*Provided records*.
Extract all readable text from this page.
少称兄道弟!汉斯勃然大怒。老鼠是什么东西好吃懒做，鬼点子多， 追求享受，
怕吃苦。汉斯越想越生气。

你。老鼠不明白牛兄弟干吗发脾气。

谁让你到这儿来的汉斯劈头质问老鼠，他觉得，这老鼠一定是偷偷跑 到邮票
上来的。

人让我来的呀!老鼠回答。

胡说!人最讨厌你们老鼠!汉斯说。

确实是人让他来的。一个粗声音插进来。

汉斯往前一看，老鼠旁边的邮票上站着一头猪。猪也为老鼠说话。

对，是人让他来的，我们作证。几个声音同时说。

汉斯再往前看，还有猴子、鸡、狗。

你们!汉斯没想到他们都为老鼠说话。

*Short task*. The records above should be duplicated in full, exactly as given.

*Correct output*.
Extract all readable text from this page.
少称兄道弟!汉斯勃然大怒。老鼠是什么东西好吃懒做，鬼点子多， 追求享受，
怕吃苦。汉斯越想越生气。

你。老鼠不明白牛兄弟干吗发脾气。

谁让你到这儿来的汉斯劈头质问老鼠，他觉得，这老鼠一定是偷偷跑 到邮票
上来的。

人让我来的呀!老鼠回答。

胡说!人最讨厌你们老鼠!汉斯说。

确实是人让他来的。一个粗声音插进来。

汉斯往前一看，老鼠旁边的邮票上站着一头猪。猪也为老鼠说话。

对，是人让他来的，我们作证。几个声音同时说。

汉斯再往前看，还有猴子、鸡、狗。

你们!汉斯没想到他们都为老鼠说话。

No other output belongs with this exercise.